----- RECORDS FOR THIS TASK

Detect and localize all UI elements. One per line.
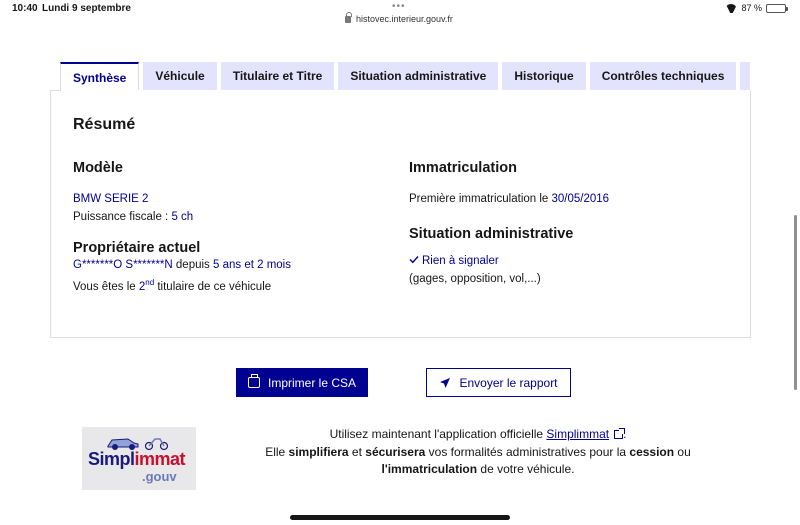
simplimmat-logo[interactable]: Simplimmat .gouv [82, 427, 196, 490]
multitask-dots-icon[interactable]: ••• [392, 1, 406, 12]
first-registration-line: Première immatriculation le 30/05/2016 [409, 190, 729, 208]
print-button-label: Imprimer le CSA [267, 375, 356, 390]
modele-heading: Modèle [73, 160, 123, 176]
promo-text: vos formalités administratives pour la [425, 444, 630, 459]
print-csa-button[interactable]: Imprimer le CSA [236, 368, 368, 397]
promo-bold: cession [629, 444, 675, 459]
external-link-icon [614, 428, 626, 439]
left-column: Modèle BMW SERIE 2 Puissance fiscale : 5… [73, 160, 393, 296]
model-name: BMW SERIE 2 [73, 193, 149, 205]
send-report-button[interactable]: Envoyer le rapport [426, 368, 571, 397]
rank-suffix: titulaire de ce véhicule [154, 280, 272, 293]
rank-prefix: Vous êtes le [73, 280, 139, 293]
address-bar[interactable]: histovec.interieur.gouv.fr [345, 11, 453, 24]
tab-historique[interactable]: Historique [502, 62, 586, 90]
promo-bold: l'immatriculation [381, 462, 478, 476]
send-button-label: Envoyer le rapport [459, 375, 558, 390]
tab-controles-techniques[interactable]: Contrôles techniques [589, 62, 737, 90]
promo-line-3: l'immatriculation de votre véhicule. [228, 461, 728, 479]
situation-heading: Situation administrative [409, 226, 574, 242]
owner-name: G*******O S*******N [73, 259, 173, 271]
synthese-panel: Résumé Modèle BMW SERIE 2 Puissance fisc… [50, 90, 751, 338]
logo-wordmark: Simplimmat [88, 449, 186, 470]
promo-line-2: Elle simplifiera et sécurisera vos forma… [228, 444, 728, 462]
lock-icon [345, 11, 352, 23]
puissance-value: 5 ch [171, 211, 194, 223]
report-tabs: Synthèse Véhicule Titulaire et Titre Situat… [60, 62, 750, 90]
printer-icon [247, 374, 260, 388]
home-indicator[interactable] [290, 515, 510, 520]
right-column: Immatriculation Première immatriculation… [409, 160, 729, 288]
tab-vehicule[interactable]: Véhicule [143, 62, 217, 90]
promo-prefix: Utilisez maintenant l'application offici… [329, 427, 547, 441]
puissance-label: Puissance fiscale : [73, 211, 172, 223]
promo-text: et [348, 444, 366, 459]
check-icon [409, 256, 419, 264]
status-time: 10:40 [12, 3, 38, 14]
owner-rank-line: Vous êtes le 2nd titulaire de ce véhicul… [73, 274, 393, 296]
logo-gouv: .gouv [142, 469, 177, 484]
address-url: histovec.interieur.gouv.fr [356, 14, 453, 24]
rank-number: 2nd [139, 278, 155, 293]
tab-kilo[interactable]: Kilo [740, 62, 750, 90]
tab-titulaire-et-titre[interactable]: Titulaire et Titre [220, 62, 335, 90]
battery-percent: 87 % [741, 3, 762, 13]
proprietaire-line: G*******O S*******N depuis 5 ans et 2 mo… [73, 256, 393, 274]
puissance-line: Puissance fiscale : 5 ch [73, 208, 393, 226]
logo-immat: immat [134, 449, 186, 469]
simplimmat-link[interactable]: Simplimmat [546, 427, 609, 441]
scrollbar[interactable] [794, 215, 797, 390]
tab-situation-administrative[interactable]: Situation administrative [338, 62, 499, 90]
promo-text: Elle [265, 444, 289, 459]
battery-icon [766, 3, 788, 13]
rank-sup: nd [145, 278, 155, 287]
situation-details: (gages, opposition, vol,...) [409, 273, 541, 285]
status-date: Lundi 9 septembre [42, 3, 131, 14]
send-icon [440, 377, 451, 388]
owner-duration: 5 ans et 2 mois [213, 259, 291, 271]
promo-bold: simplifiera [288, 444, 349, 459]
first-registration-date: 30/05/2016 [551, 193, 610, 205]
situation-status: Rien à signaler [422, 255, 499, 267]
situation-status-line: Rien à signaler [409, 252, 729, 270]
wifi-icon [725, 4, 737, 13]
status-indicators: 87 % [725, 3, 788, 13]
promo-line-1: Utilisez maintenant l'application offici… [228, 426, 728, 444]
promo-bold: sécurisera [365, 444, 426, 459]
immatriculation-heading: Immatriculation [409, 160, 517, 176]
status-bar: 10:40 Lundi 9 septembre ••• histovec.int… [0, 0, 800, 30]
promo-text: de votre véhicule. [477, 462, 575, 476]
proprietaire-heading: Propriétaire actuel [73, 240, 201, 256]
first-registration-label: Première immatriculation le [409, 193, 552, 205]
depuis-label: depuis [172, 259, 213, 271]
promo-text: ou [674, 444, 691, 459]
panel-title: Résumé [73, 116, 136, 133]
simplimmat-promo: Utilisez maintenant l'application offici… [228, 426, 728, 479]
logo-simpl: Simpl [88, 449, 135, 469]
tab-synthese[interactable]: Synthèse [60, 62, 140, 90]
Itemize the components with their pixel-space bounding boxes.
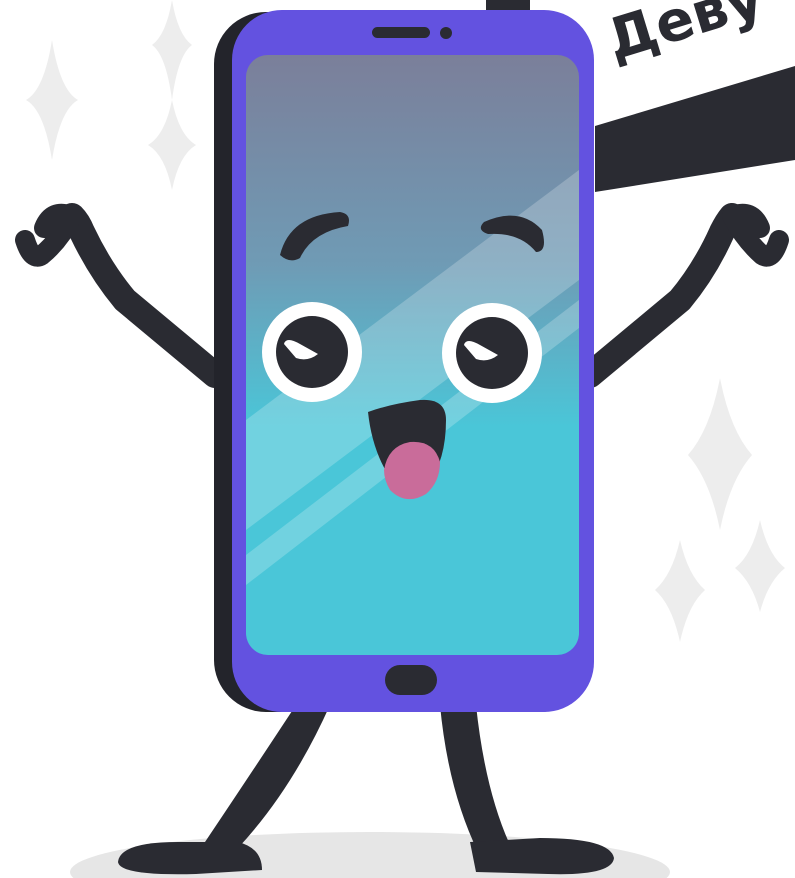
speaker-icon	[372, 27, 430, 38]
home-button	[385, 665, 437, 695]
left-hand	[15, 203, 82, 267]
right-hand	[722, 203, 789, 267]
sparkle-icon	[148, 100, 196, 190]
sparkle-icon	[688, 378, 752, 530]
camera-icon	[440, 27, 452, 39]
sparkle-icon	[152, 0, 192, 100]
sparkle-icon	[655, 540, 705, 642]
left-leg	[205, 705, 330, 848]
left-arm	[59, 203, 228, 388]
sparkle-icon	[735, 520, 785, 612]
right-foot	[470, 838, 614, 875]
illustration-scene: Деву	[15, 0, 795, 878]
sparkle-icon	[26, 40, 78, 160]
right-arm	[577, 203, 745, 388]
right-leg	[440, 705, 510, 852]
left-foot	[118, 842, 262, 875]
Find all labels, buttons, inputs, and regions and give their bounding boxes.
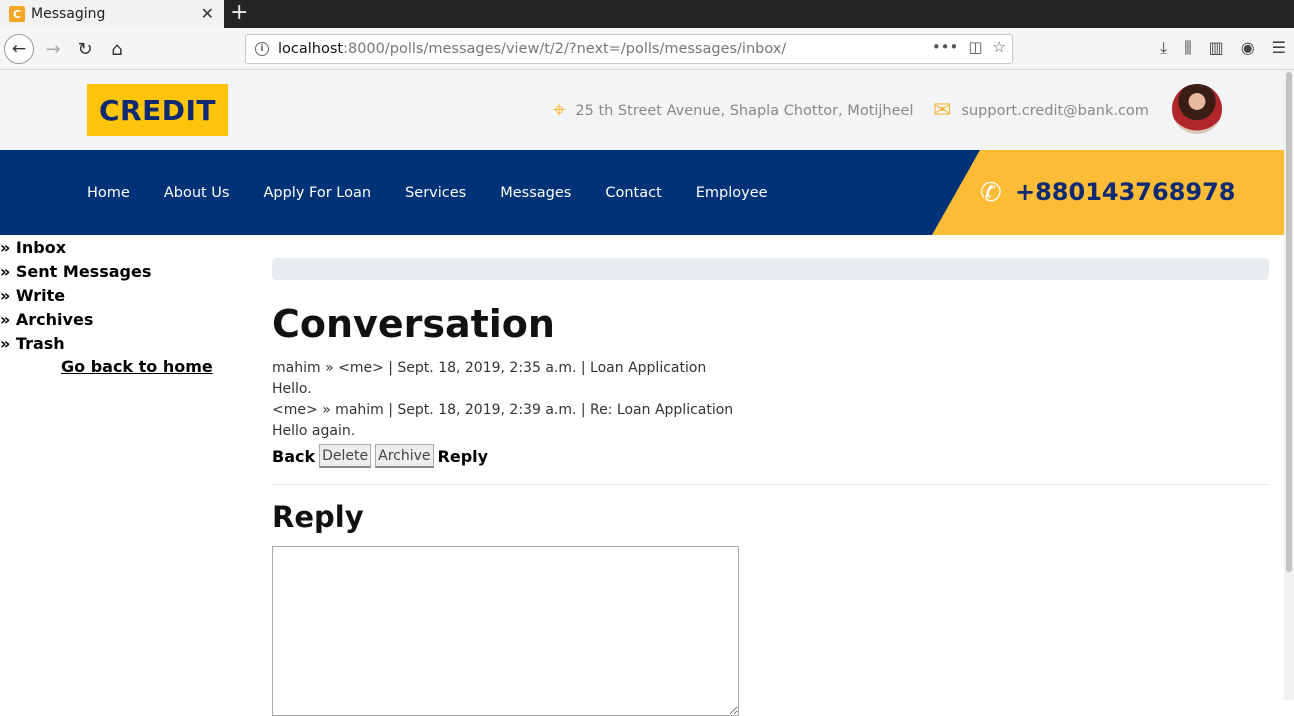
url-bar[interactable]: i localhost:8000/polls/messages/view/t/2… (245, 34, 1013, 64)
sidebar-item-trash[interactable]: » Trash (0, 333, 151, 357)
email-info: ✉ support.credit@bank.com (933, 98, 1149, 123)
breadcrumb (272, 258, 1269, 280)
email-text: support.credit@bank.com (961, 102, 1149, 119)
phone-number[interactable]: +880143768978 (1015, 178, 1236, 206)
page-actions-icon[interactable]: ••• (932, 38, 959, 56)
info-icon[interactable]: i (255, 42, 269, 56)
nav-employee[interactable]: Employee (696, 185, 768, 201)
reply-link[interactable]: Reply (438, 447, 489, 466)
sidebar-item-archives[interactable]: » Archives (0, 309, 151, 333)
url-path: :8000/polls/messages/view/t/2/?next=/pol… (343, 41, 787, 57)
message-meta: <me> » mahim | Sept. 18, 2019, 2:39 a.m.… (272, 402, 734, 418)
nav-contact[interactable]: Contact (605, 185, 661, 201)
pocket-icon[interactable]: ◫ (968, 38, 982, 56)
bookmark-star-icon[interactable]: ☆ (993, 38, 1006, 56)
back-icon[interactable]: ← (4, 34, 34, 64)
forward-icon[interactable]: → (38, 34, 68, 64)
reply-heading: Reply (272, 500, 364, 534)
sidebar-item-sent-messages[interactable]: » Sent Messages (0, 261, 151, 285)
url-text: localhost:8000/polls/messages/view/t/2/?… (278, 41, 786, 57)
close-tab-icon[interactable]: ✕ (201, 4, 214, 23)
sidebar-item-inbox[interactable]: » Inbox (0, 237, 151, 261)
divider (272, 484, 1269, 485)
new-tab-icon[interactable]: + (230, 0, 248, 26)
go-back-home-link[interactable]: Go back to home (61, 357, 213, 376)
reload-icon[interactable]: ↻ (70, 34, 100, 64)
site-logo[interactable]: CREDIT (87, 84, 228, 136)
sidebar-icon[interactable]: ▥ (1209, 38, 1224, 58)
nav-apply-for-loan[interactable]: Apply For Loan (263, 185, 371, 201)
page-scrollbar[interactable] (1284, 70, 1294, 700)
sidebar-item-write[interactable]: » Write (0, 285, 151, 309)
nav-services[interactable]: Services (405, 185, 466, 201)
message-actions: Back Delete Archive Reply (272, 444, 488, 468)
phone-icon: ✆ (980, 178, 1002, 208)
message-meta: mahim » <me> | Sept. 18, 2019, 2:35 a.m.… (272, 360, 707, 376)
site-favicon-icon: C (9, 6, 25, 22)
nav-messages[interactable]: Messages (500, 185, 571, 201)
browser-tab[interactable]: C Messaging ✕ (0, 0, 224, 28)
download-icon[interactable]: ⤓ (1160, 38, 1167, 58)
location-pin-icon: ⌖ (553, 98, 566, 123)
library-icon[interactable]: ⫼ (1184, 38, 1191, 58)
scrollbar-thumb[interactable] (1286, 72, 1292, 572)
toolbar-right: ⤓ ⫼ ▥ ◉ ☰ (1160, 38, 1286, 58)
reply-textarea[interactable] (272, 546, 739, 716)
messages-side-menu: » Inbox » Sent Messages » Write » Archiv… (0, 237, 151, 357)
phone-box: ✆ +880143768978 (932, 150, 1284, 235)
home-icon[interactable]: ⌂ (102, 34, 132, 64)
delete-button[interactable]: Delete (319, 444, 372, 468)
site-topbar: CREDIT ⌖ 25 th Street Avenue, Shapla Cho… (0, 70, 1284, 150)
envelope-icon: ✉ (933, 98, 952, 123)
account-icon[interactable]: ◉ (1241, 38, 1255, 58)
tab-title: Messaging (31, 6, 106, 22)
page-title: Conversation (272, 302, 555, 346)
archive-button[interactable]: Archive (375, 444, 434, 468)
message-body: Hello. (272, 381, 312, 397)
address-info: ⌖ 25 th Street Avenue, Shapla Chottor, M… (553, 98, 914, 123)
nav-home[interactable]: Home (87, 185, 130, 201)
url-actions: ••• ◫ ☆ (932, 38, 1006, 56)
back-link[interactable]: Back (272, 447, 315, 466)
url-host: localhost (278, 41, 344, 57)
browser-tab-bar: C Messaging ✕ + (0, 0, 1294, 28)
nav-about-us[interactable]: About Us (164, 185, 230, 201)
browser-navbar: ← → ↻ ⌂ i localhost:8000/polls/messages/… (0, 28, 1294, 70)
nav-links: Home About Us Apply For Loan Services Me… (87, 150, 768, 235)
address-text: 25 th Street Avenue, Shapla Chottor, Mot… (575, 102, 914, 119)
menu-icon[interactable]: ☰ (1272, 38, 1286, 58)
user-avatar[interactable] (1172, 84, 1222, 134)
message-body: Hello again. (272, 423, 356, 439)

----------

**TASK DETAILS:** Extract the lines from the line with "simplimmat-logo[interactable]: Simplimmat .gouv" to the line with "model-name: BMW SERIE 2 [73, 193, 149, 205]", both included, and reproduce them without any change.

**WRITTEN RESPONSE:**
simplimmat-logo[interactable]: Simplimmat .gouv [82, 427, 196, 490]
multitask-dots-icon[interactable]: ••• [392, 1, 406, 12]
first-registration-line: Première immatriculation le 30/05/2016 [409, 190, 729, 208]
print-button-label: Imprimer le CSA [267, 375, 356, 390]
modele-heading: Modèle [73, 160, 123, 176]
promo-text: vos formalités administratives pour la [425, 444, 630, 459]
print-csa-button[interactable]: Imprimer le CSA [236, 368, 368, 397]
promo-bold: cession [629, 444, 675, 459]
external-link-icon [614, 428, 626, 439]
left-column: Modèle BMW SERIE 2 Puissance fiscale : 5… [73, 160, 393, 296]
model-name: BMW SERIE 2 [73, 193, 149, 205]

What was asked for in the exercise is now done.